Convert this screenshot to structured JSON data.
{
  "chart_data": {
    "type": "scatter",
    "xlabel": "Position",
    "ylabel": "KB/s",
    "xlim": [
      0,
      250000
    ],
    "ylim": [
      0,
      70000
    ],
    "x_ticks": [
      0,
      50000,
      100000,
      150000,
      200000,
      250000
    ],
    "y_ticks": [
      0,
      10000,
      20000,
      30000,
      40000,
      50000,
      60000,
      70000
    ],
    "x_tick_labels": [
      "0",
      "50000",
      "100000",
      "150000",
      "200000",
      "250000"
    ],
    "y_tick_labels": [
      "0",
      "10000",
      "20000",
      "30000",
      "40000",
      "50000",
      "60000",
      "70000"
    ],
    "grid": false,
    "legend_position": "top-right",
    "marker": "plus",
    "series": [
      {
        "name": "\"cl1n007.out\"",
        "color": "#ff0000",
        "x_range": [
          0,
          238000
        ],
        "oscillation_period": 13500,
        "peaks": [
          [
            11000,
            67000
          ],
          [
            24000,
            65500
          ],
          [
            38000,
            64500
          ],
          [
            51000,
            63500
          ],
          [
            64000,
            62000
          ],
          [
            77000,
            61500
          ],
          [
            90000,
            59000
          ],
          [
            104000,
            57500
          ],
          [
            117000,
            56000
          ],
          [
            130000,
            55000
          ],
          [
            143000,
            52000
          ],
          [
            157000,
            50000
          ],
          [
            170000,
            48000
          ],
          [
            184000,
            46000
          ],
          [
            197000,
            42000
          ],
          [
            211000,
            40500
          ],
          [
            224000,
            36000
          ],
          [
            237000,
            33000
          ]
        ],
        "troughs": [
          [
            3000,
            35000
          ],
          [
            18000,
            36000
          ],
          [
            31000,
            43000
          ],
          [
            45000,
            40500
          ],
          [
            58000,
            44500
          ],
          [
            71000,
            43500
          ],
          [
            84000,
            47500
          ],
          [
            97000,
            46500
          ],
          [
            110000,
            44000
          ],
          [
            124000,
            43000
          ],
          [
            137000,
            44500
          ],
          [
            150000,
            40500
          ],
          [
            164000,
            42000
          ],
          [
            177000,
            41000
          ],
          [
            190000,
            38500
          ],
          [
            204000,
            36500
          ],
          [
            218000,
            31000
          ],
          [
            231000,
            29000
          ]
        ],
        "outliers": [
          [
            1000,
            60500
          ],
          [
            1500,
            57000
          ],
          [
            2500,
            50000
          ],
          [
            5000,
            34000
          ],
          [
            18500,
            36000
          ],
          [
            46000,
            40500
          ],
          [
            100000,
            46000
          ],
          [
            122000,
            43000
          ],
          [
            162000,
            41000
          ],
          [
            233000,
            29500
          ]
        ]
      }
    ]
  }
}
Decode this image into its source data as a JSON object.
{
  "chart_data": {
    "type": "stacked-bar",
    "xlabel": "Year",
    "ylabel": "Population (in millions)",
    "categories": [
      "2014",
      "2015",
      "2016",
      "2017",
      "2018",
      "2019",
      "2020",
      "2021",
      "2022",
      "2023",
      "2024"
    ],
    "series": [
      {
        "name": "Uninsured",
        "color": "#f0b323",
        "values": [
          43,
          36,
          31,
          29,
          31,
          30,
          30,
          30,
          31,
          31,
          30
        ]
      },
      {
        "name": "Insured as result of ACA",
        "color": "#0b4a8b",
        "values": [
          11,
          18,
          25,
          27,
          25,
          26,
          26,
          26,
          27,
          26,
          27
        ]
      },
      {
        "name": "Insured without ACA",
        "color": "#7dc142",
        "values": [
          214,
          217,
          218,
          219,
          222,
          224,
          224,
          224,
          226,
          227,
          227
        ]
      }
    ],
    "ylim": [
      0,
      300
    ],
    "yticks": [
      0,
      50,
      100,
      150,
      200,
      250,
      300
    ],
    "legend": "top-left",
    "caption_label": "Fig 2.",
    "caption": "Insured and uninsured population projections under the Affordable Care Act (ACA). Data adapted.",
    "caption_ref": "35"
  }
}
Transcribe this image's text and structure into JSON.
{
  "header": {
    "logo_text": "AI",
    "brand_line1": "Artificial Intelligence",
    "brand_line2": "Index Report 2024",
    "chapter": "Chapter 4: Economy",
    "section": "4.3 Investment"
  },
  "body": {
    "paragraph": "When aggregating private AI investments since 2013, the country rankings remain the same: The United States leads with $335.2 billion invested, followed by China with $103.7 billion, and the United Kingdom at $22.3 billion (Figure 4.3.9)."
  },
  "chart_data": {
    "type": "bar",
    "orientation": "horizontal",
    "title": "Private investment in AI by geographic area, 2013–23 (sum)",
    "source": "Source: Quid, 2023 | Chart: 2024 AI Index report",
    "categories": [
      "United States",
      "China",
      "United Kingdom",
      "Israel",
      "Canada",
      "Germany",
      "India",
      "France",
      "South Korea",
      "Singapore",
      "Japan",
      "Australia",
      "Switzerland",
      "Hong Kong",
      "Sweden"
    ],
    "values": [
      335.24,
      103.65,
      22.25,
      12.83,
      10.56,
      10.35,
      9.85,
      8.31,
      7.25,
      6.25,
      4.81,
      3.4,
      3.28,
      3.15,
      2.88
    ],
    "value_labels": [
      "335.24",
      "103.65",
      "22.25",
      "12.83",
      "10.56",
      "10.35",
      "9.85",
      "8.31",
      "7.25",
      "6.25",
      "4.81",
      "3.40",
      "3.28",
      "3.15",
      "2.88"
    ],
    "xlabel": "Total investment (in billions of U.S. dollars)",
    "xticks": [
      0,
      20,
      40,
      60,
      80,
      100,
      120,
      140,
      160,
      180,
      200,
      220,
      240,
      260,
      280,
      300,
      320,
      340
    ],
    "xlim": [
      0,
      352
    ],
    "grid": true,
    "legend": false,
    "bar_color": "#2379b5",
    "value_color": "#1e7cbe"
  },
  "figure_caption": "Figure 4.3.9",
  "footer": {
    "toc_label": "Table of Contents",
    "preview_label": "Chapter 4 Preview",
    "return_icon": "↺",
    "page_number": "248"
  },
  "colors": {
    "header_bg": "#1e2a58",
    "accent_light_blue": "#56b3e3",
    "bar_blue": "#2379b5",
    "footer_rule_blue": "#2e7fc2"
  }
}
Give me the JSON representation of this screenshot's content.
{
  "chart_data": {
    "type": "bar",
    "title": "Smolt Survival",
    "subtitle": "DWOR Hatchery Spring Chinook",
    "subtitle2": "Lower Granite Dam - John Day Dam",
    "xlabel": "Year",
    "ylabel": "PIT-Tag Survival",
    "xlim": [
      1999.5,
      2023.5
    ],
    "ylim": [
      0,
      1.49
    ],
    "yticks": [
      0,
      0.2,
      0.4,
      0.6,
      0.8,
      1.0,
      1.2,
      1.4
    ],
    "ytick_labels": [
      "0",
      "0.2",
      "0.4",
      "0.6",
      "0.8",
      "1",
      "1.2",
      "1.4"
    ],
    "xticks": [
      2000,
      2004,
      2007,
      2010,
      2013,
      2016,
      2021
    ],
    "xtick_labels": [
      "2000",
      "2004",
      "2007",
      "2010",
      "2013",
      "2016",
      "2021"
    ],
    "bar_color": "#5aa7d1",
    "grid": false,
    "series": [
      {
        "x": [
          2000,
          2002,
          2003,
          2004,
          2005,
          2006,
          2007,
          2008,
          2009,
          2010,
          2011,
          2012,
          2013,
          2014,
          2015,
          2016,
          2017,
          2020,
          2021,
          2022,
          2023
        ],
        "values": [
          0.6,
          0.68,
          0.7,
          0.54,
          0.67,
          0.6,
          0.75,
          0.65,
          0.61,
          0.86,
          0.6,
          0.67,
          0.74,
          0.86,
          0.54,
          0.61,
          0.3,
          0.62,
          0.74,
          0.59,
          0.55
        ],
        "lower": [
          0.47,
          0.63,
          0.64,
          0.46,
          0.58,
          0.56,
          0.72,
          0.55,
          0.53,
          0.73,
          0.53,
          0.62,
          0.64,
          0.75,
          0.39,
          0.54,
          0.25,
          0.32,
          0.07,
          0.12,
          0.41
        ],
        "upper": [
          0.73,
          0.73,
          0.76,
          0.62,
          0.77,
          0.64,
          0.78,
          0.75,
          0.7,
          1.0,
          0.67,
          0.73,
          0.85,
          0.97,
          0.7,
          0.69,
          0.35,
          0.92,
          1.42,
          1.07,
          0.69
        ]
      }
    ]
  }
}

• The exercise
Lines that include the word "source" are to be extracted from the data above.

• Answer in full
Decode this image into its source data as a JSON object.
    "source": "Source: Quid, 2023 | Chart: 2024 AI Index report",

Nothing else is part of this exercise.